--- ФРАГМЕНТ ТЕКСТА ---
Весенние дни Страстной. Тяжко уже всё: и пост едва-едва тлеет внутри, и сердиться на всё окружающее от чужих людей до своих детей нет уже никакой мочи, и забот так много, что все они навалились на Страстную, а ведь каждый раз даешь себе обещание пройти её вдумчиво, тихо, молитвенно... Но где там... Вроде с одним грехом расправился, дай Бог, чтобы окончательно, так тут же тебя караулят десять новых, а ты договариваешься внутри себя о том... Ох, даже страшно подумать, не говоря уже о том, чтобы написать, о чем мы только с собой не договариваемся.
И среди всего это варева дней и днища, на которое мы каждый раз опускаемся в этом котле, вдруг ясной вербочкой, огоньком света в конце, лучом брежжущего пасхального перелива где-то впереди сияют дети... Дети вообще со своей весенней беготней и ликующими криками на площадках во дворах домов, с ранцами на плече и в расхристанных грязных ветровках, потому что залез в какую-то лужу и там отбивал чечетку, с интересом рассматривая радужные брызги, с прутиками, палочками, а иногда и бревнышками, балансирующие где-то по краю крыши сарая, внизу у гаражей, опасно соскальзывающие с качелей, с бортиков, с тротуаров на дорогу, болтающие и задорно кричащие, мечтательно погруженные в рассматривание дороги, трамвая, птицы и еще чего-то такого внутри себя, чему и названия-то мы, взрослые, не знаем. Дети. Пасхальная песнь жизни.
А в особом случае, например, для меня, как и для многих моих теперь сверстников, внуки, призванные, как говорится в одной шутке, «отомстить» нашим детям за нас, потому что, говорят, только с их появлением наши дети начинают нас понимать, ценить и жалеть. Не знаю. Побаиваюсь спрашивать. Но точно знаю, что внуки — это такое другое, такое особое, такое вселенское, которое никогда не сравнится с детьми. Все по-другому. Да что там, об этом можно каждому деду или бабушке написать трактат. Теперь не о том.
Ну вот, забираю я своего Тасёныша из детского сада. Сегодня моя очередь. Как одевать его неизвестно, с утра холодно, днем тепло. Тасёныш самостоятельный и давно одевается сам, никому не позволяя вертеть и крутить его. Тасёнышем он зовется с детства, как и его старшая сестра, серьезный и такой ответственный Ульяныш. Но теперь Тасёныш не желает быть «малышом» и Тасёнышем, а прямо-таки выходит на Таисию Сергеевну, ну в крайнем случае, Тасю. Тася приспосабливает себе на голову, зацепляя за хвост, блестящую, всю в пайетках розовую кепку и рассуждает о погоде, о том, зачем кепка и нужно ли ее завтра надевать, будет ли солнце? А я, в ожидании пока она все это на себя нацепит, справляюсь в айфоне о погоде на завтра и сообщаю ей, что по прогнозу завтра будет пасмурно.
- Бабуль, точно?
- Ну это по прогнозу!
- А что это, прогноз? - тянет она незнакомое слово, будто пробует его на вкус, а я задумываюсь, как ей его объяснить и одновременно улыбаюсь этому детскому счастью узнавания слов родного языка.

--- ЗАДАНИЕ A ---
Воспроизведите без изменений строки записей, начиная со строки, содержащей «home-button[interactable] [516,608,636,714]», и до последней строки записей включительно.

--- ЗАПИСИ К ЗАДАНИЮ ---
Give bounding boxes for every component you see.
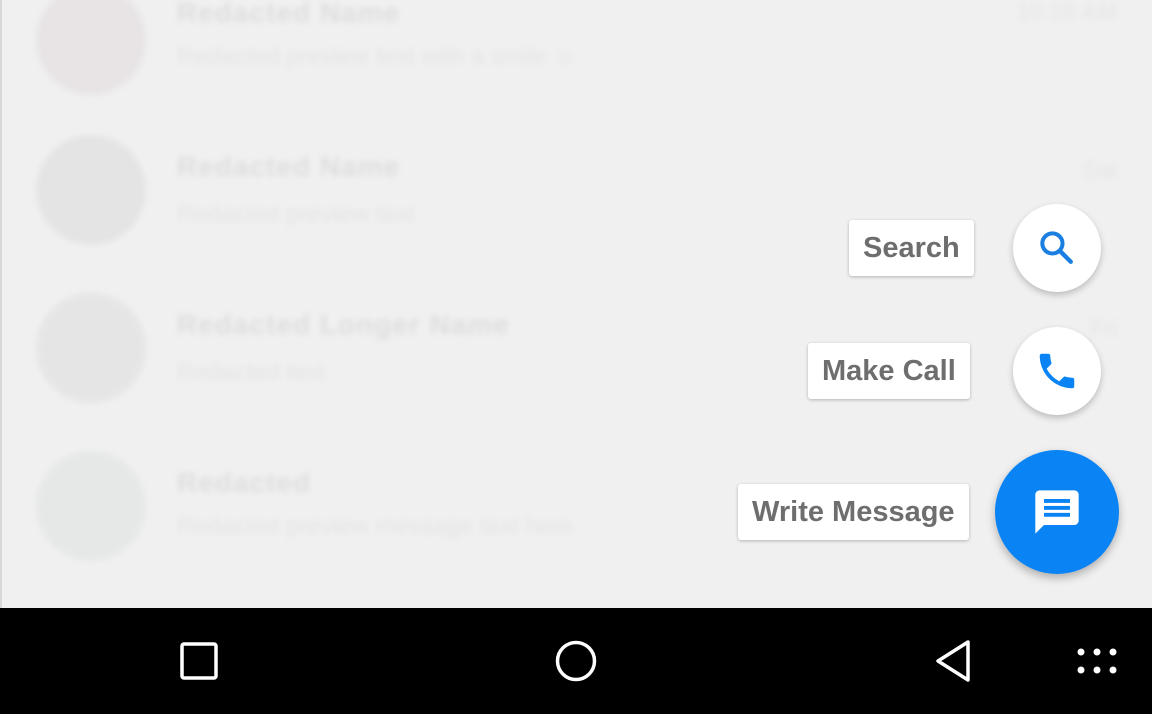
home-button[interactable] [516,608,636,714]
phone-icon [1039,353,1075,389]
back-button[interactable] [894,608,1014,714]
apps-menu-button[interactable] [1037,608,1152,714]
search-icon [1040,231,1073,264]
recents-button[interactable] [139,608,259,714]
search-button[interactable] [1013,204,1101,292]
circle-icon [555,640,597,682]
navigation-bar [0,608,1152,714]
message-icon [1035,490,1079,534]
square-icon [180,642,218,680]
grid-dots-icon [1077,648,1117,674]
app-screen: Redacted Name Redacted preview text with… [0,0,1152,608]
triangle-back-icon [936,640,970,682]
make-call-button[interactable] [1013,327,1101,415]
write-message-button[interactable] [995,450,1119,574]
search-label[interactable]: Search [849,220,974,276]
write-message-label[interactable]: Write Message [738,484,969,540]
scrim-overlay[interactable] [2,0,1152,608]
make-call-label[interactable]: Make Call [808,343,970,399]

--- ЗАДАНИЕ B ---
Ответьте на вопросы по тексту о Страстной неделе.
(i) Как зовут старшую сестру Тасёныша?
(ii) Какую погоду на завтра, по словам бабушки, обещает прогноз?
(iii) Какую кепку Тася надевает на голову?

--- ПРАВИЛЬНЫЙ ОТВЕТ A ---
home-button[interactable] [516,608,636,714]
phone-icon [1039,353,1075,389]
back-button[interactable] [894,608,1014,714]
apps-menu-button[interactable] [1037,608,1152,714]
search-icon [1040,231,1073,264]
recents-button[interactable] [139,608,259,714]
search-button[interactable] [1013,204,1101,292]
circle-icon [555,640,597,682]
navigation-bar [0,608,1152,714]
message-icon [1035,490,1079,534]
square-icon [180,642,218,680]
grid-dots-icon [1077,648,1117,674]
app-screen: Redacted Name Redacted preview text with… [0,0,1152,608]
triangle-back-icon [936,640,970,682]
make-call-button[interactable] [1013,327,1101,415]
write-message-button[interactable] [995,450,1119,574]
search-label[interactable]: Search [849,220,974,276]
write-message-label[interactable]: Write Message [738,484,969,540]
scrim-overlay[interactable] [2,0,1152,608]
make-call-label[interactable]: Make Call [808,343,970,399]

--- ПРАВИЛЬНЫЙ ОТВЕТ B ---
(i) Ульяныш.
(ii) Пасмурную.
(iii) Блестящую розовую кепку, всю в пайетках.